Information shown:
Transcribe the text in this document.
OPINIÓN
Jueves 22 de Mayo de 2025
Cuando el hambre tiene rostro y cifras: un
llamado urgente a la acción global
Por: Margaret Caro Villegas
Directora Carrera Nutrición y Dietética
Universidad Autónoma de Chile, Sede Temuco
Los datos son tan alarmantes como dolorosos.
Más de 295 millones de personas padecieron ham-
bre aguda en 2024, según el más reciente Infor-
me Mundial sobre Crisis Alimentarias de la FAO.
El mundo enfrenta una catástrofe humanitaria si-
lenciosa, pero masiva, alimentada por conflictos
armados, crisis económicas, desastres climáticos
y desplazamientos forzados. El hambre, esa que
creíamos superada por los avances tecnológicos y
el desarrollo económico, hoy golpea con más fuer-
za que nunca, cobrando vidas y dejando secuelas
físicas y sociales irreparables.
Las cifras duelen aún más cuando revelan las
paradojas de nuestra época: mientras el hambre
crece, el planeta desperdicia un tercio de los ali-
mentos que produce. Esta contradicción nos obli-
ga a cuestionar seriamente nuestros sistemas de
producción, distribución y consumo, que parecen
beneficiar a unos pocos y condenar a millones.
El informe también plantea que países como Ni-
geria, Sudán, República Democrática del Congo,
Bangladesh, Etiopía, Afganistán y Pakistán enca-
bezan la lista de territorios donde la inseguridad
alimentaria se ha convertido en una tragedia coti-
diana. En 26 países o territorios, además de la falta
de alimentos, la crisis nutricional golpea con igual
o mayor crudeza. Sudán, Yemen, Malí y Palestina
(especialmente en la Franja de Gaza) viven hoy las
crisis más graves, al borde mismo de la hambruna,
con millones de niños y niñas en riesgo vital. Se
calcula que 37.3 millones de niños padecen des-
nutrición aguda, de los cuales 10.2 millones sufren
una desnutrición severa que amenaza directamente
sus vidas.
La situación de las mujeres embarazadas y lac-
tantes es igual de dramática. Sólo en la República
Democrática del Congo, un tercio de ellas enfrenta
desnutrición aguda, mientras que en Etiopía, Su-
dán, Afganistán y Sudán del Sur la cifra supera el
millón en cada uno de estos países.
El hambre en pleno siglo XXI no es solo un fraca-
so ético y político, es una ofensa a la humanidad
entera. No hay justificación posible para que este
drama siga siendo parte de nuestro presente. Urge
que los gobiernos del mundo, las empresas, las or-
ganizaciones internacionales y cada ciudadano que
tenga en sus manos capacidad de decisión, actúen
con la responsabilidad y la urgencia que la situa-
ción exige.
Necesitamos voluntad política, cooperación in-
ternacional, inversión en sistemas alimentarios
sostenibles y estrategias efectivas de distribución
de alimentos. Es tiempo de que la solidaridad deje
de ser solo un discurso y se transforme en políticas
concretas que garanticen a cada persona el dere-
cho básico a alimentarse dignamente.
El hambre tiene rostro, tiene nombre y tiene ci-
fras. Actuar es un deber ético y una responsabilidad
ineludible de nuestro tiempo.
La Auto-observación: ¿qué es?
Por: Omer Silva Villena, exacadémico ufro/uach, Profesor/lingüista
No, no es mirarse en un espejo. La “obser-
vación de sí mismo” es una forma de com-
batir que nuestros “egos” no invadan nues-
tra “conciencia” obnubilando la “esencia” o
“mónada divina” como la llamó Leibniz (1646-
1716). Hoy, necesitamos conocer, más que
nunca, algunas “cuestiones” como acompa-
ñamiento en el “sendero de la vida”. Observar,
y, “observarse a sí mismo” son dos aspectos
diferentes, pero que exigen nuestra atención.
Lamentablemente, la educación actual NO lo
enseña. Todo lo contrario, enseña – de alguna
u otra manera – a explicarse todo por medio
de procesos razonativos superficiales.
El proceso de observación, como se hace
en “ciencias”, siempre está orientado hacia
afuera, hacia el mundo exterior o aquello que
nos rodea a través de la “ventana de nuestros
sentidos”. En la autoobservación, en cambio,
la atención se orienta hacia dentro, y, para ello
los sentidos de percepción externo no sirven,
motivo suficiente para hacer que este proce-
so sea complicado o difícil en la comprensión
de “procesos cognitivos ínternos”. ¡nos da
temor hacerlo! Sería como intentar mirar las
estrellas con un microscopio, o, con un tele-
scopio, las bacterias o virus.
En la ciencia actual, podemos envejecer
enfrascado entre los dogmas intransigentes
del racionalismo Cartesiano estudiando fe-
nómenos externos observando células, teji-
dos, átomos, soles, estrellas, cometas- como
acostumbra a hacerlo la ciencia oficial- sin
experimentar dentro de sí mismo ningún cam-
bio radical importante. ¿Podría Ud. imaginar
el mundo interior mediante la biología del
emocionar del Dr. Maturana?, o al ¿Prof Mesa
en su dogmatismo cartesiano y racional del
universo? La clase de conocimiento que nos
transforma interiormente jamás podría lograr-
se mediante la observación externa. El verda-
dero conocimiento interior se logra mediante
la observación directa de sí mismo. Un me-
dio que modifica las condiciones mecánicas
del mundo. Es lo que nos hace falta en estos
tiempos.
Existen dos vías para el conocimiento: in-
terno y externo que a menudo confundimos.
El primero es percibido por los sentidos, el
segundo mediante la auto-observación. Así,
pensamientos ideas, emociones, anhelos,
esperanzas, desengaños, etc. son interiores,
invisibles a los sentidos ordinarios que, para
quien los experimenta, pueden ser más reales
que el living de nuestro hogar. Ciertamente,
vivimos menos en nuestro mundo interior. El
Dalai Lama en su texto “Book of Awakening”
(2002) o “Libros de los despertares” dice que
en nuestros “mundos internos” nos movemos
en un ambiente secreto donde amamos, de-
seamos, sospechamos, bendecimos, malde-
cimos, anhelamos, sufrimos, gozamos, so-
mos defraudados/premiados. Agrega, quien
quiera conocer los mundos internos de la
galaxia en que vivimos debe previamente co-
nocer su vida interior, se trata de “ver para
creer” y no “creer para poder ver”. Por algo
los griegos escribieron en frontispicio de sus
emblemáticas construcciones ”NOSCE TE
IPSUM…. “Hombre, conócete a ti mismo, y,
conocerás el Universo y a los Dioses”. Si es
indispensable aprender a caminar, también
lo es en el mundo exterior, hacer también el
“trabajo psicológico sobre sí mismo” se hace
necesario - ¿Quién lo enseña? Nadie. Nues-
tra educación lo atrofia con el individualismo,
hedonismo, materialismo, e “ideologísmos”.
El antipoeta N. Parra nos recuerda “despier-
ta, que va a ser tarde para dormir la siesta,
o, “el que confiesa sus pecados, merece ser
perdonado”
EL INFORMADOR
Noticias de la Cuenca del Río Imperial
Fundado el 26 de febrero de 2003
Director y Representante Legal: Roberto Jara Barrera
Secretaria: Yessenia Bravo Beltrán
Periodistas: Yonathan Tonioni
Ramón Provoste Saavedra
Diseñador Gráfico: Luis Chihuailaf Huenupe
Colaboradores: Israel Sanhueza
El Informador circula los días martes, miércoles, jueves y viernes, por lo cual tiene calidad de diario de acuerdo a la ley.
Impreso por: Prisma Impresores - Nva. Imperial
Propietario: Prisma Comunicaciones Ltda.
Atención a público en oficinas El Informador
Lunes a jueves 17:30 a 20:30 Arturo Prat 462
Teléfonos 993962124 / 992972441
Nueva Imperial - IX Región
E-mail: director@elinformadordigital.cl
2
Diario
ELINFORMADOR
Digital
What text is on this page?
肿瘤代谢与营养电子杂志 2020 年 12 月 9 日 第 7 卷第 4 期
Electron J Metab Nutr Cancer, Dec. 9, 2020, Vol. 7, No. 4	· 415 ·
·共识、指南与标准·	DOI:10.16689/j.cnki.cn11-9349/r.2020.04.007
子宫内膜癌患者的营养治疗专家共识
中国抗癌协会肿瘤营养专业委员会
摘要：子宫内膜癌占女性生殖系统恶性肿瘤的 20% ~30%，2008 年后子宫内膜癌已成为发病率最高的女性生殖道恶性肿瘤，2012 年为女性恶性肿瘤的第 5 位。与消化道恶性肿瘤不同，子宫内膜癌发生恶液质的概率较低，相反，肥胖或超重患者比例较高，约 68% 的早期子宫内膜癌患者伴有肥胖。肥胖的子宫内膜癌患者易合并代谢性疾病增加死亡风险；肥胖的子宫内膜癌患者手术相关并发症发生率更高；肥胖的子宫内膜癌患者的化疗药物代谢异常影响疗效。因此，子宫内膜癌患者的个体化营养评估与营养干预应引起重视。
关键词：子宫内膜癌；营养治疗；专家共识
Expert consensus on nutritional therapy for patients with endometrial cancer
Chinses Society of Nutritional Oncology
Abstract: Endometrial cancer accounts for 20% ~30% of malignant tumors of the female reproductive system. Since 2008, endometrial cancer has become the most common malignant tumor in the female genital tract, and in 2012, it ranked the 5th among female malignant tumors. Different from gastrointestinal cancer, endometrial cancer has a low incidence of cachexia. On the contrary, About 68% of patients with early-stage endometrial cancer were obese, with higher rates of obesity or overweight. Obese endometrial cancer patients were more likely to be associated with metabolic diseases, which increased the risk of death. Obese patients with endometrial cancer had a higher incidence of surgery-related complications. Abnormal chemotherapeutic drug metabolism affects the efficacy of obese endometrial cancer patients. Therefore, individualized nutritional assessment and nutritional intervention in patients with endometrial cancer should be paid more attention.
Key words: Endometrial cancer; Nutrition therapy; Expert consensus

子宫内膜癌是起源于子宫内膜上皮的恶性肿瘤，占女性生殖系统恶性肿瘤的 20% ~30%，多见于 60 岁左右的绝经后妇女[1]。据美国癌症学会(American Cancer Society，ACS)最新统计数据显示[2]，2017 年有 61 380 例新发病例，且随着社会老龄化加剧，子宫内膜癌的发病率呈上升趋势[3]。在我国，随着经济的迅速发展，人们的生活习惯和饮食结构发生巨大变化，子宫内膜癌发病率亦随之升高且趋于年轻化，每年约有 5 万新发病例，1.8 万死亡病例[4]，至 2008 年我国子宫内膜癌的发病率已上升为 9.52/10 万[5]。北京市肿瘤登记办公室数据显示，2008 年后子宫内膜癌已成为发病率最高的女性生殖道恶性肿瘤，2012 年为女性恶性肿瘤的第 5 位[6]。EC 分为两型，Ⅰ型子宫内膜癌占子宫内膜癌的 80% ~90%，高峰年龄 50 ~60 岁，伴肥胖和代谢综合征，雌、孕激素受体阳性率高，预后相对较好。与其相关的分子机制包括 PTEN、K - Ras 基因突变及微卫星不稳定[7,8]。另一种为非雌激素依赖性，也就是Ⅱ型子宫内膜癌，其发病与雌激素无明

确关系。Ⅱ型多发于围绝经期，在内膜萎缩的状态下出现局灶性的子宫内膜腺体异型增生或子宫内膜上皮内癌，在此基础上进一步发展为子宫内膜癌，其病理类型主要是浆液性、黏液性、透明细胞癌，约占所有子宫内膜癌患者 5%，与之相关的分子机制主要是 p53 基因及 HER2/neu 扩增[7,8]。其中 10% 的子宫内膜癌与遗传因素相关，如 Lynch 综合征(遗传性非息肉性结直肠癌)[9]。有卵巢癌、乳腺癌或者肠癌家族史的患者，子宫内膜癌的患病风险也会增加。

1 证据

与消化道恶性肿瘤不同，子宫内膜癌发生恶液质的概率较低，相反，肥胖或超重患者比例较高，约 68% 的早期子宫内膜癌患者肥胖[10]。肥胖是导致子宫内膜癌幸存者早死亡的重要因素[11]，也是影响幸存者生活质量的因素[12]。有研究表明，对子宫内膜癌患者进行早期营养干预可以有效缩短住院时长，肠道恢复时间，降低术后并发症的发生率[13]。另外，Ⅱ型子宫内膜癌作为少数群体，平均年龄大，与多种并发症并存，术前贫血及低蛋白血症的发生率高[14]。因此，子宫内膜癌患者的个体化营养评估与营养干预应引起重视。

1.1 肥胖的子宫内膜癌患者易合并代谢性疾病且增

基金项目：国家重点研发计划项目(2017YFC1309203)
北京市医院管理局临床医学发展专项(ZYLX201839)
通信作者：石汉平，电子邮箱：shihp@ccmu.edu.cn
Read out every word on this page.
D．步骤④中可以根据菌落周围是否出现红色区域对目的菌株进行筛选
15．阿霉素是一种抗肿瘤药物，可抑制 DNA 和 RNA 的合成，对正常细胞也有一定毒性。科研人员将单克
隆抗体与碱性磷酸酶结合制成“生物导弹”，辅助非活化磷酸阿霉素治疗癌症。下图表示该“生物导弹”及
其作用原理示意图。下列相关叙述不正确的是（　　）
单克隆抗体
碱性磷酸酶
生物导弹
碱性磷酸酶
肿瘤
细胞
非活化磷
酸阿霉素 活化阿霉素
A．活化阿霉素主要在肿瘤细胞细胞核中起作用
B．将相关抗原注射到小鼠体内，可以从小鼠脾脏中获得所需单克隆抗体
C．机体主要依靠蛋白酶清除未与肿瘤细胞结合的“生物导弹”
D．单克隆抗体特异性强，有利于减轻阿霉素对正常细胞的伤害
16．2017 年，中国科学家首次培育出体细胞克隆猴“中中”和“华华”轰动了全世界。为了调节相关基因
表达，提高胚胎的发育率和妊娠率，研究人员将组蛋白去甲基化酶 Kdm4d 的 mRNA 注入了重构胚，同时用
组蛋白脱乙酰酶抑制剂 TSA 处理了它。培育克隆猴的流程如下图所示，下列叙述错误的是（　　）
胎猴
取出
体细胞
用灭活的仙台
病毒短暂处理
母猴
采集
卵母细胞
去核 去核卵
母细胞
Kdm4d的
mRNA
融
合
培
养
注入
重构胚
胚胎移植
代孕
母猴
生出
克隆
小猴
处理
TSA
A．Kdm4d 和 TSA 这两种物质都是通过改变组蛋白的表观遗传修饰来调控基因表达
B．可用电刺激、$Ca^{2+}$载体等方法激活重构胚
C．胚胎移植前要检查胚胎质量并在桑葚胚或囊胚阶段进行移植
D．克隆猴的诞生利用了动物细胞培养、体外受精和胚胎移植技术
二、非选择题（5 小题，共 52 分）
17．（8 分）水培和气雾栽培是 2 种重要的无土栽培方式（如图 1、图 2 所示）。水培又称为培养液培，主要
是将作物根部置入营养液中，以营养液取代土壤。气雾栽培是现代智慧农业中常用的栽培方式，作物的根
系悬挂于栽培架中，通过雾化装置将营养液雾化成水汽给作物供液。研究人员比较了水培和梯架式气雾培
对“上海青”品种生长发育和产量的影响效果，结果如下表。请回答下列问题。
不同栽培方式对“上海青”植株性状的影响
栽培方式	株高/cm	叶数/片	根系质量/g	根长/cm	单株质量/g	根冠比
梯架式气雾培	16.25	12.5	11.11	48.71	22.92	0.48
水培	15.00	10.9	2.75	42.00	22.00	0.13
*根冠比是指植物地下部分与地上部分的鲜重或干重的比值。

Action item: Extract all lines of the records above that include "Imperial".

Exercise response:
Noticias de la Cuenca del Río Imperial
Impreso por: Prisma Impresores - Nva. Imperial
Nueva Imperial - IX Región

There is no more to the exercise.